- [Exercise brief] Write out the material again word for word, dropping any images it holds.

- [Entries supplied]

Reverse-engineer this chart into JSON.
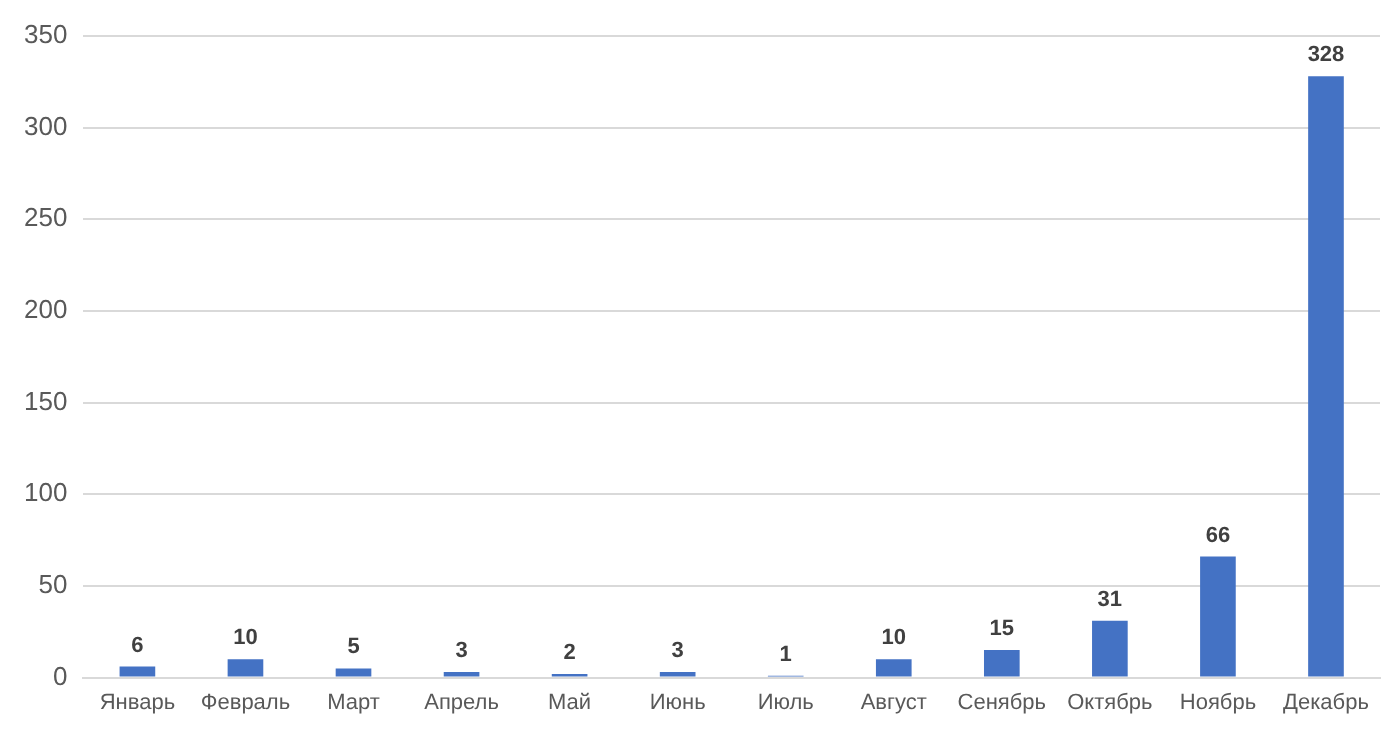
{
  "chart_data": {
    "type": "bar",
    "categories": [
      "Январь",
      "Февраль",
      "Март",
      "Апрель",
      "Май",
      "Июнь",
      "Июль",
      "Август",
      "Сенябрь",
      "Октябрь",
      "Ноябрь",
      "Декабрь"
    ],
    "values": [
      6,
      10,
      5,
      3,
      2,
      3,
      1,
      10,
      15,
      31,
      66,
      328
    ],
    "color": "#4472c4",
    "ylim": [
      0,
      350
    ],
    "yticks": [
      0,
      50,
      100,
      150,
      200,
      250,
      300,
      350
    ],
    "grid": "y",
    "data_labels": true
  }
}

- [Correct result]
Reverse-engineer this chart into JSON.
{
  "chart_data": {
    "type": "bar",
    "categories": [
      "Январь",
      "Февраль",
      "Март",
      "Апрель",
      "Май",
      "Июнь",
      "Июль",
      "Август",
      "Сенябрь",
      "Октябрь",
      "Ноябрь",
      "Декабрь"
    ],
    "values": [
      6,
      10,
      5,
      3,
      2,
      3,
      1,
      10,
      15,
      31,
      66,
      328
    ],
    "color": "#4472c4",
    "ylim": [
      0,
      350
    ],
    "yticks": [
      0,
      50,
      100,
      150,
      200,
      250,
      300,
      350
    ],
    "grid": "y",
    "data_labels": true
  }
}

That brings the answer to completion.